== Prompt ==
Identify the lines that include the word "demand", then copy all of them.

== Given data ==
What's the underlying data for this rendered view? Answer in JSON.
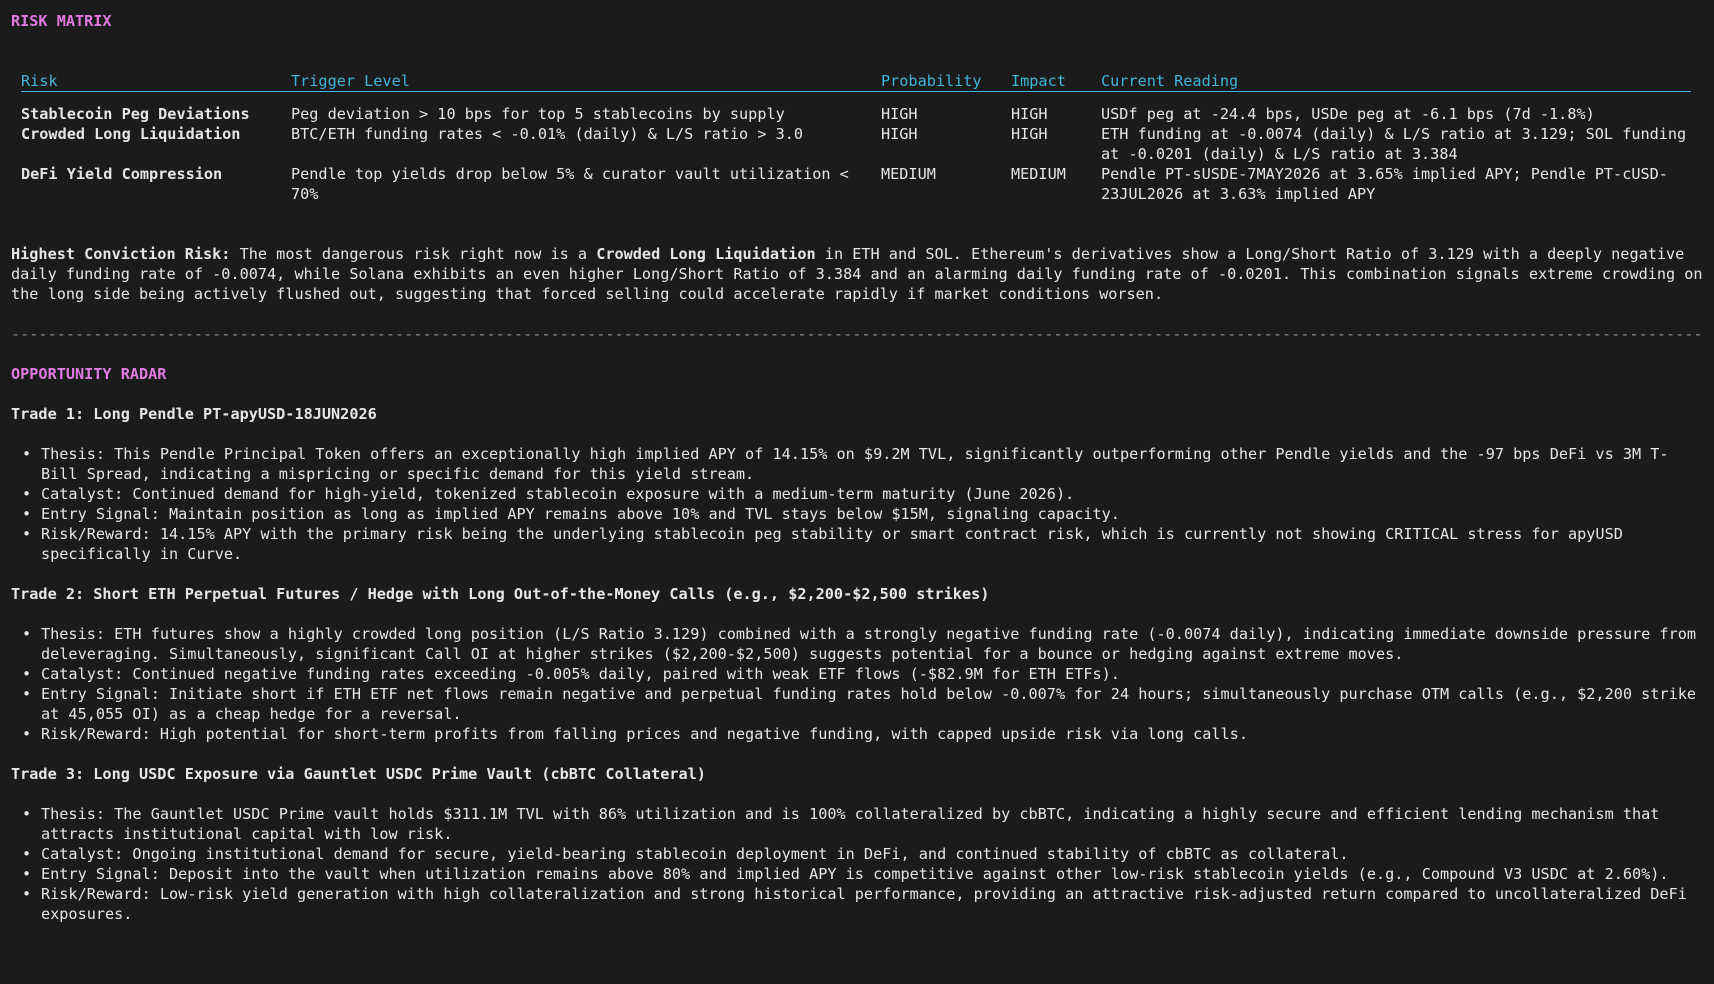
{
  "risk_matrix": {
    "title": "RISK MATRIX",
    "headers": {
      "risk": "Risk",
      "trigger": "Trigger Level",
      "probability": "Probability",
      "impact": "Impact",
      "current": "Current Reading"
    },
    "rows": [
      {
        "risk": "Stablecoin Peg Deviations",
        "trigger": "Peg deviation > 10 bps for top 5 stablecoins by supply",
        "probability": "HIGH",
        "impact": "HIGH",
        "current": "USDf peg at -24.4 bps, USDe peg at -6.1 bps (7d -1.8%)"
      },
      {
        "risk": "Crowded Long Liquidation",
        "trigger": "BTC/ETH funding rates < -0.01% (daily) & L/S ratio > 3.0",
        "probability": "HIGH",
        "impact": "HIGH",
        "current": "ETH funding at -0.0074 (daily) & L/S ratio at 3.129; SOL funding at -0.0201 (daily) & L/S ratio at 3.384"
      },
      {
        "risk": "DeFi Yield Compression",
        "trigger": "Pendle top yields drop below 5% & curator vault utilization < 70%",
        "probability": "MEDIUM",
        "impact": "MEDIUM",
        "current": "Pendle PT-sUSDE-7MAY2026 at 3.65% implied APY; Pendle PT-cUSD-23JUL2026 at 3.63% implied APY"
      }
    ]
  },
  "conviction": {
    "label": "Highest Conviction Risk:",
    "text_1": " The most dangerous risk right now is a ",
    "highlight": "Crowded Long Liquidation",
    "text_2": " in ETH and SOL. Ethereum's derivatives show a Long/Short Ratio of 3.129 with a deeply negative daily funding rate of -0.0074, while Solana exhibits an even higher Long/Short Ratio of 3.384 and an alarming daily funding rate of -0.0201. This combination signals extreme crowding on the long side being actively flushed out, suggesting that forced selling could accelerate rapidly if market conditions worsen."
  },
  "divider": "----------------------------------------------------------------------------------------------------------------------------------------------------------------------------------------------------------------",
  "opportunity_radar": {
    "title": "OPPORTUNITY RADAR",
    "trades": [
      {
        "title": "Trade 1: Long Pendle PT-apyUSD-18JUN2026",
        "bullets": [
          "Thesis: This Pendle Principal Token offers an exceptionally high implied APY of 14.15% on $9.2M TVL, significantly outperforming other Pendle yields and the -97 bps DeFi vs 3M T-Bill Spread, indicating a mispricing or specific demand for this yield stream.",
          "Catalyst: Continued demand for high-yield, tokenized stablecoin exposure with a medium-term maturity (June 2026).",
          "Entry Signal: Maintain position as long as implied APY remains above 10% and TVL stays below $15M, signaling capacity.",
          "Risk/Reward: 14.15% APY with the primary risk being the underlying stablecoin peg stability or smart contract risk, which is currently not showing CRITICAL stress for apyUSD specifically in Curve."
        ]
      },
      {
        "title": "Trade 2: Short ETH Perpetual Futures / Hedge with Long Out-of-the-Money Calls (e.g., $2,200-$2,500 strikes)",
        "bullets": [
          "Thesis: ETH futures show a highly crowded long position (L/S Ratio 3.129) combined with a strongly negative funding rate (-0.0074 daily), indicating immediate downside pressure from deleveraging. Simultaneously, significant Call OI at higher strikes ($2,200-$2,500) suggests potential for a bounce or hedging against extreme moves.",
          "Catalyst: Continued negative funding rates exceeding -0.005% daily, paired with weak ETF flows (-$82.9M for ETH ETFs).",
          "Entry Signal: Initiate short if ETH ETF net flows remain negative and perpetual funding rates hold below -0.007% for 24 hours; simultaneously purchase OTM calls (e.g., $2,200 strike at 45,055 OI) as a cheap hedge for a reversal.",
          "Risk/Reward: High potential for short-term profits from falling prices and negative funding, with capped upside risk via long calls."
        ]
      },
      {
        "title": "Trade 3: Long USDC Exposure via Gauntlet USDC Prime Vault (cbBTC Collateral)",
        "bullets": [
          "Thesis: The Gauntlet USDC Prime vault holds $311.1M TVL with 86% utilization and is 100% collateralized by cbBTC, indicating a highly secure and efficient lending mechanism that attracts institutional capital with low risk.",
          "Catalyst: Ongoing institutional demand for secure, yield-bearing stablecoin deployment in DeFi, and continued stability of cbBTC as collateral.",
          "Entry Signal: Deposit into the vault when utilization remains above 80% and implied APY is competitive against other low-risk stablecoin yields (e.g., Compound V3 USDC at 2.60%).",
          "Risk/Reward: Low-risk yield generation with high collateralization and strong historical performance, providing an attractive risk-adjusted return compared to uncollateralized DeFi exposures."
        ]
      }
    ]
  },
  "bullet_glyph": "•",
  "colors": {
    "background": "#1b1b1b",
    "text": "#e6e6e6",
    "section_title": "#e07ae0",
    "table_header": "#3fb6d8"
  }
}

== Output for this exercise ==
          "Thesis: This Pendle Principal Token offers an exceptionally high implied APY of 14.15% on $9.2M TVL, significantly outperforming other Pendle yields and the -97 bps DeFi vs 3M T-Bill Spread, indicating a mispricing or specific demand for this yield stream.",
          "Catalyst: Continued demand for high-yield, tokenized stablecoin exposure with a medium-term maturity (June 2026).",
          "Catalyst: Ongoing institutional demand for secure, yield-bearing stablecoin deployment in DeFi, and continued stability of cbBTC as collateral.",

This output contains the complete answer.